##### Given records #####

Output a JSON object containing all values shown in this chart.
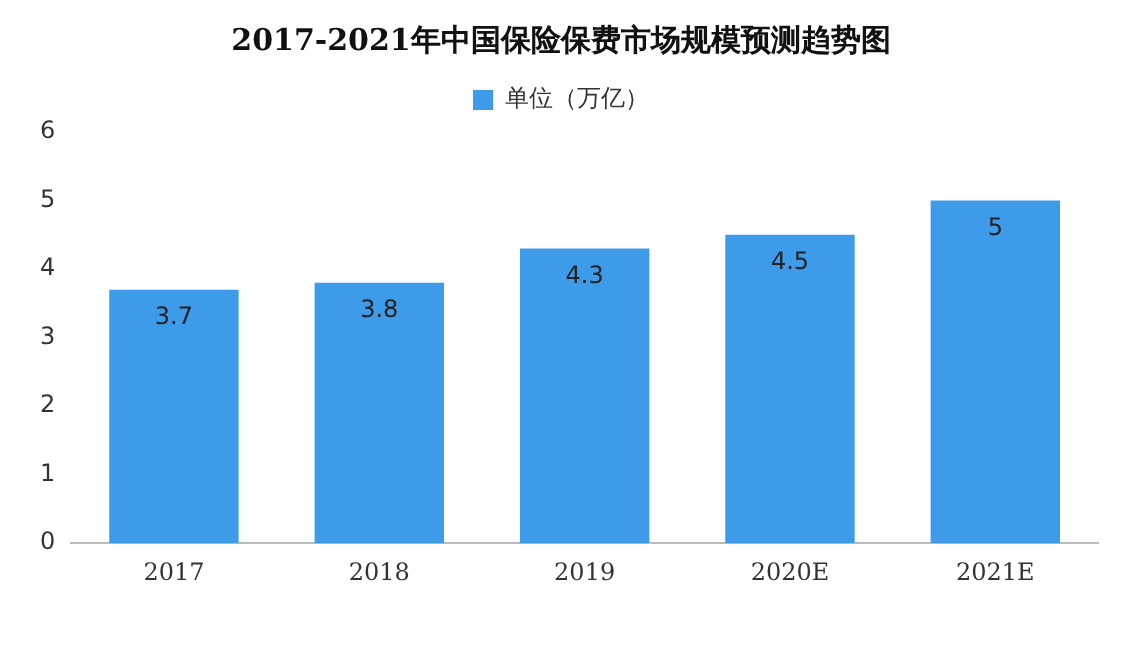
{
  "chart_data": {
    "type": "bar",
    "title": "2017-2021年中国保险保费市场规模预测趋势图",
    "categories": [
      "2017",
      "2018",
      "2019",
      "2020E",
      "2021E"
    ],
    "series": [
      {
        "name": "单位（万亿）",
        "color": "#3d9be9",
        "values": [
          3.7,
          3.8,
          4.3,
          4.5,
          5
        ]
      }
    ],
    "ylim": [
      0,
      6
    ],
    "yticks": [
      0,
      1,
      2,
      3,
      4,
      5,
      6
    ],
    "grid": false,
    "legend": "top",
    "data_labels": true
  }
}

#####

Identify each line in the records above containing the word "values"; copy those lines.

Output a JSON object containing all values shown in this chart.
        "values": [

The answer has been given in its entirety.